§ **Working data**:
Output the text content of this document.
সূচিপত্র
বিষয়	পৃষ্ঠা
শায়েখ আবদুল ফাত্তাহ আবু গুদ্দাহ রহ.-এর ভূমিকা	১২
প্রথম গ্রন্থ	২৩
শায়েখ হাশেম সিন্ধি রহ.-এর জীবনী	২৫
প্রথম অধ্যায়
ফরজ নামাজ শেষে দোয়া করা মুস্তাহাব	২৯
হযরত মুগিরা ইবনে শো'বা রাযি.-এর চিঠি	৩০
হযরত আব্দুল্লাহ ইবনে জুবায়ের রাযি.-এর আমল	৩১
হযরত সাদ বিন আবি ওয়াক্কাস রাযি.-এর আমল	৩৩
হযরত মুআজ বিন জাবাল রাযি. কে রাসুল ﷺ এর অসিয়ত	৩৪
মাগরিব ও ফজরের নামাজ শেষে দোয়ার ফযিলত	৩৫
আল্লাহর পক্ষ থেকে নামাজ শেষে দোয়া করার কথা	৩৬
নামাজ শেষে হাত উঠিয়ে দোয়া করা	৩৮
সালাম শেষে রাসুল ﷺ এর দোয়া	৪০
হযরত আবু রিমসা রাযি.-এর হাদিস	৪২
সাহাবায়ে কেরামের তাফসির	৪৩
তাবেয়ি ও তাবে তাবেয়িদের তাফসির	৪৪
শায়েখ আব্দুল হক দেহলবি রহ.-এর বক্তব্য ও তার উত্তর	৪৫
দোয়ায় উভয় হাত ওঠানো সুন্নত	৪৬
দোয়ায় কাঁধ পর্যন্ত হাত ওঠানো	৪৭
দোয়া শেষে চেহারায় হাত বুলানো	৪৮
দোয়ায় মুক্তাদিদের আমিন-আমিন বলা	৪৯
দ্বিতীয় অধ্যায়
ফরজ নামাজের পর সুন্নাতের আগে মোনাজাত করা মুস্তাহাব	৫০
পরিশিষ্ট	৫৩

§ **Objective**: Take the lines above and print them exactly.

§ **Result for this exercise**:
Output the text content of this document.
সূচিপত্র
বিষয়	পৃষ্ঠা
শায়েখ আবদুল ফাত্তাহ আবু গুদ্দাহ রহ.-এর ভূমিকা	১২
প্রথম গ্রন্থ	২৩
শায়েখ হাশেম সিন্ধি রহ.-এর জীবনী	২৫
প্রথম অধ্যায়
ফরজ নামাজ শেষে দোয়া করা মুস্তাহাব	২৯
হযরত মুগিরা ইবনে শো'বা রাযি.-এর চিঠি	৩০
হযরত আব্দুল্লাহ ইবনে জুবায়ের রাযি.-এর আমল	৩১
হযরত সাদ বিন আবি ওয়াক্কাস রাযি.-এর আমল	৩৩
হযরত মুআজ বিন জাবাল রাযি. কে রাসুল ﷺ এর অসিয়ত	৩৪
মাগরিব ও ফজরের নামাজ শেষে দোয়ার ফযিলত	৩৫
আল্লাহর পক্ষ থেকে নামাজ শেষে দোয়া করার কথা	৩৬
নামাজ শেষে হাত উঠিয়ে দোয়া করা	৩৮
সালাম শেষে রাসুল ﷺ এর দোয়া	৪০
হযরত আবু রিমসা রাযি.-এর হাদিস	৪২
সাহাবায়ে কেরামের তাফসির	৪৩
তাবেয়ি ও তাবে তাবেয়িদের তাফসির	৪৪
শায়েখ আব্দুল হক দেহলবি রহ.-এর বক্তব্য ও তার উত্তর	৪৫
দোয়ায় উভয় হাত ওঠানো সুন্নত	৪৬
দোয়ায় কাঁধ পর্যন্ত হাত ওঠানো	৪৭
দোয়া শেষে চেহারায় হাত বুলানো	৪৮
দোয়ায় মুক্তাদিদের আমিন-আমিন বলা	৪৯
দ্বিতীয় অধ্যায়
ফরজ নামাজের পর সুন্নাতের আগে মোনাজাত করা মুস্তাহাব	৫০
পরিশিষ্ট	৫৩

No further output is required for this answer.